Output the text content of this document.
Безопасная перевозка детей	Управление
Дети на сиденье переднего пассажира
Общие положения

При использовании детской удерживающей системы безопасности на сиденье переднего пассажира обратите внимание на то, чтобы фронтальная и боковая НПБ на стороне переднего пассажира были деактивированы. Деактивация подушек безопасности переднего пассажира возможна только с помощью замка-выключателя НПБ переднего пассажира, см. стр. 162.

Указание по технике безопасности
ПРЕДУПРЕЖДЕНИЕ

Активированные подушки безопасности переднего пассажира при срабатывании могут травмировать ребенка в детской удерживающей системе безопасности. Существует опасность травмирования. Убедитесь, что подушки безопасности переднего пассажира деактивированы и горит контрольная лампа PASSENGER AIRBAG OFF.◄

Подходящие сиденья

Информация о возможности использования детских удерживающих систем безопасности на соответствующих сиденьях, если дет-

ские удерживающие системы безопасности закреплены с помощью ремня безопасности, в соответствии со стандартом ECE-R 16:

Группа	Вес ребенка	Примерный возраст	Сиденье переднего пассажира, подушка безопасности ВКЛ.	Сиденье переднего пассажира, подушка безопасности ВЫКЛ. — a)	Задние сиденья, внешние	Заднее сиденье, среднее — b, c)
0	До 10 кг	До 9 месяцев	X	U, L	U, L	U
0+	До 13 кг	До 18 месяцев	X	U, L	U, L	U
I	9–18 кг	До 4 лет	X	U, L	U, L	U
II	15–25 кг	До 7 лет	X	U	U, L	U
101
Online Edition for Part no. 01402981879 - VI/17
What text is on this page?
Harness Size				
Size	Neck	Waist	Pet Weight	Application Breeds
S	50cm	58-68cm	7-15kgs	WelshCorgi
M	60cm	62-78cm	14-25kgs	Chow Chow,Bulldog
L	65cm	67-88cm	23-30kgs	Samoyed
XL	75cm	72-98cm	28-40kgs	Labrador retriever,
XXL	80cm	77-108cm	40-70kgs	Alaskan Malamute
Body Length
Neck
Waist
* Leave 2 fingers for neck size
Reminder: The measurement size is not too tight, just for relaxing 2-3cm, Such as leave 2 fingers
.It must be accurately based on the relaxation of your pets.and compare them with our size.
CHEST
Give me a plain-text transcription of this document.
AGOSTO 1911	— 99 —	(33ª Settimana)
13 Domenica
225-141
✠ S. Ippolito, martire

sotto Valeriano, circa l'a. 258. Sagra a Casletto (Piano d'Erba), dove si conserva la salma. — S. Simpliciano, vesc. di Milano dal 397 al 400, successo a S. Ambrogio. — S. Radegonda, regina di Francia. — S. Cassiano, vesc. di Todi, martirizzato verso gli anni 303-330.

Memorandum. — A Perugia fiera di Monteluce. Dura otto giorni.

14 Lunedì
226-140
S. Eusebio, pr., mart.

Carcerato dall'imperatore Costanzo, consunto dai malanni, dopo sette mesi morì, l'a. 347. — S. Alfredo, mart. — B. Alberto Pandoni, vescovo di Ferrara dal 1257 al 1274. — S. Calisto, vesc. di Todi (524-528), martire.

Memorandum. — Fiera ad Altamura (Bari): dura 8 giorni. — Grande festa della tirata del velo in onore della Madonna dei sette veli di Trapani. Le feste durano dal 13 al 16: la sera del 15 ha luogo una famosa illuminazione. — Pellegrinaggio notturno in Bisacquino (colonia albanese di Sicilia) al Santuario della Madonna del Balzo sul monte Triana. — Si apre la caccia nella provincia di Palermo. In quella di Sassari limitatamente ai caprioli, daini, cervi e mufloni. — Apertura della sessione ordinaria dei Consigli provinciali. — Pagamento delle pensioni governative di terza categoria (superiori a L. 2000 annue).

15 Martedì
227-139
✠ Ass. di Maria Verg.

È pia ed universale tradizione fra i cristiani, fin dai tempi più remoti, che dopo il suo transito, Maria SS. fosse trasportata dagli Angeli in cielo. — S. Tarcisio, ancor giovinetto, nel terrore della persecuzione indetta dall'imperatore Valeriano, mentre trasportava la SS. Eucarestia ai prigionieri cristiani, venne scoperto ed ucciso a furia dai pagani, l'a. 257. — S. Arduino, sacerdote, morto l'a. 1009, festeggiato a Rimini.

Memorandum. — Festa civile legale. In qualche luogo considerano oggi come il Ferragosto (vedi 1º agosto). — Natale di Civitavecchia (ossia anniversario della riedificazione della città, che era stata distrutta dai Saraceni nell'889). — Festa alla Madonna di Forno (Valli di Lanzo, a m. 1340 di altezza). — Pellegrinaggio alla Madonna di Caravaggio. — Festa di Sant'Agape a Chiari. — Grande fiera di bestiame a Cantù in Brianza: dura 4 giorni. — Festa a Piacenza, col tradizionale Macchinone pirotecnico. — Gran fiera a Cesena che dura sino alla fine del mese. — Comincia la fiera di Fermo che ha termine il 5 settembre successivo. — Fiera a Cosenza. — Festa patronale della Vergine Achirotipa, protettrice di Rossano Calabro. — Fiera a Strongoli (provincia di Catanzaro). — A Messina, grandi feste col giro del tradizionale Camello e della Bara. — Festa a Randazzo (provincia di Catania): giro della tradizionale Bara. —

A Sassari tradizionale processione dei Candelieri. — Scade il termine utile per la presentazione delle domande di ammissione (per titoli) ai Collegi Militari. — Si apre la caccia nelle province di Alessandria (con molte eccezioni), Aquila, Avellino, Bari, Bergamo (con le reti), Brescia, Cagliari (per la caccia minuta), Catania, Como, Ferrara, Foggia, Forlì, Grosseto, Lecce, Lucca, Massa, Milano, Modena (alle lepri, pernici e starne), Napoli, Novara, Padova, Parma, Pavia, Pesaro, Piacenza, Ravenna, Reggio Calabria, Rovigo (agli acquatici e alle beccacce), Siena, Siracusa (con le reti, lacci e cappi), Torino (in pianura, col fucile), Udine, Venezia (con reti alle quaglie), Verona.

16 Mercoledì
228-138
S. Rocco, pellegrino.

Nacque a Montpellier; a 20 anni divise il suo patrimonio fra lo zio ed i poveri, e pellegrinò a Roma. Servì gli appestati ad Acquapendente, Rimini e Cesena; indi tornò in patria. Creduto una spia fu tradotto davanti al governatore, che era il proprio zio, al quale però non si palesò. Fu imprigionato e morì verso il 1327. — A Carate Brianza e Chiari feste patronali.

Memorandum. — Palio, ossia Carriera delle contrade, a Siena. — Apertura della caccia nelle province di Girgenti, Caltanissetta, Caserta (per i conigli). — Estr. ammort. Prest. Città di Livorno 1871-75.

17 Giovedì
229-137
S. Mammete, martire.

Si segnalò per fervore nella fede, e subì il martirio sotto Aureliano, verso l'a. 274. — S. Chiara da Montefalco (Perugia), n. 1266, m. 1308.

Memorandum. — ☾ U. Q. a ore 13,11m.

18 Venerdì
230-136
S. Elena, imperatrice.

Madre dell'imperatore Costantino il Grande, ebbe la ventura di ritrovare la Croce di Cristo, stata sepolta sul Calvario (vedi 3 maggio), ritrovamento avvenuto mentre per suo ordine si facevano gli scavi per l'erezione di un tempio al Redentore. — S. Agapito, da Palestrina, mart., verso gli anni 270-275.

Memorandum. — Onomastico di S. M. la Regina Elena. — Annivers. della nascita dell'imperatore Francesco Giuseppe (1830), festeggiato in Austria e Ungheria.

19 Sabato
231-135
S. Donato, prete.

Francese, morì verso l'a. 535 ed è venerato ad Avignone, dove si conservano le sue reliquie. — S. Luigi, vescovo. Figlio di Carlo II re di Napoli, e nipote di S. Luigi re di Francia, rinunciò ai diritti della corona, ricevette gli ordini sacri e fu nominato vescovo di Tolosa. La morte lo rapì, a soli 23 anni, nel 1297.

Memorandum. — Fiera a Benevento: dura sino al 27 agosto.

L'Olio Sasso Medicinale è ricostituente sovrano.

**What the task requires:** List all lines where "ossia" occurs.

**Task answer:**
Memorandum. — Festa civile legale. In qualche luogo considerano oggi come il Ferragosto (vedi 1º agosto). — Natale di Civitavecchia (ossia anniversario della riedificazione della città, che era stata distrutta dai Saraceni nell'889). — Festa alla Madonna di Forno (Valli di Lanzo, a m. 1340 di altezza). — Pellegrinaggio alla Madonna di Caravaggio. — Festa di Sant'Agape a Chiari. — Grande fiera di bestiame a Cantù in Brianza: dura 4 giorni. — Festa a Piacenza, col tradizionale Macchinone pirotecnico. — Gran fiera a Cesena che dura sino alla fine del mese. — Comincia la fiera di Fermo che ha termine il 5 settembre successivo. — Fiera a Cosenza. — Festa patronale della Vergine Achirotipa, protettrice di Rossano Calabro. — Fiera a Strongoli (provincia di Catanzaro). — A Messina, grandi feste col giro del tradizionale Camello e della Bara. — Festa a Randazzo (provincia di Catania): giro della tradizionale Bara. —
Memorandum. — Palio, ossia Carriera delle contrade, a Siena. — Apertura della caccia nelle province di Girgenti, Caltanissetta, Caserta (per i conigli). — Estr. ammort. Prest. Città di Livorno 1871-75.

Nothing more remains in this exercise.